Exercise brief: Search the entries for the word "name" and pull out each line that has it.

Recorded data:
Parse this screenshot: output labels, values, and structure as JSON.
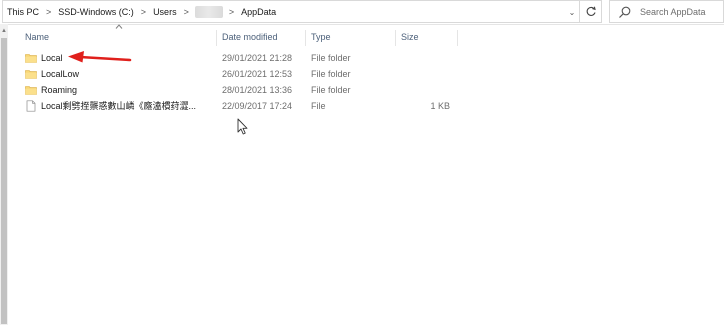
{
  "address_bar": {
    "crumbs": [
      "This PC",
      "SSD-Windows (C:)",
      "Users",
      "AppData"
    ],
    "separator": ">",
    "history_icon": "chevron-down-icon",
    "refresh_icon": "refresh-icon"
  },
  "search": {
    "placeholder": "Search AppData",
    "icon": "search-icon"
  },
  "columns": {
    "name": "Name",
    "date": "Date modified",
    "type": "Type",
    "size": "Size",
    "sort_indicator": "^"
  },
  "files": [
    {
      "name": "Local",
      "date": "29/01/2021 21:28",
      "type": "File folder",
      "size": "",
      "icon": "folder-icon"
    },
    {
      "name": "LocalLow",
      "date": "26/01/2021 12:53",
      "type": "File folder",
      "size": "",
      "icon": "folder-icon"
    },
    {
      "name": "Roaming",
      "date": "28/01/2021 13:36",
      "type": "File folder",
      "size": "",
      "icon": "folder-icon"
    },
    {
      "name": "Local剩劈挃龒惑數山嶙《廕溘樌荮澀...",
      "date": "22/09/2017 17:24",
      "type": "File",
      "size": "1 KB",
      "icon": "file-icon"
    }
  ],
  "colors": {
    "folder": "#f8d775",
    "annotation_arrow": "#e0201c",
    "header_text": "#4c607a",
    "secondary_text": "#6d6d6d"
  }
}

Result:
    "name": "Name",
      "name": "Local",
      "name": "LocalLow",
      "name": "Roaming",
      "name": "Local剩劈挃龒惑數山嶙《廕溘樌荮澀...",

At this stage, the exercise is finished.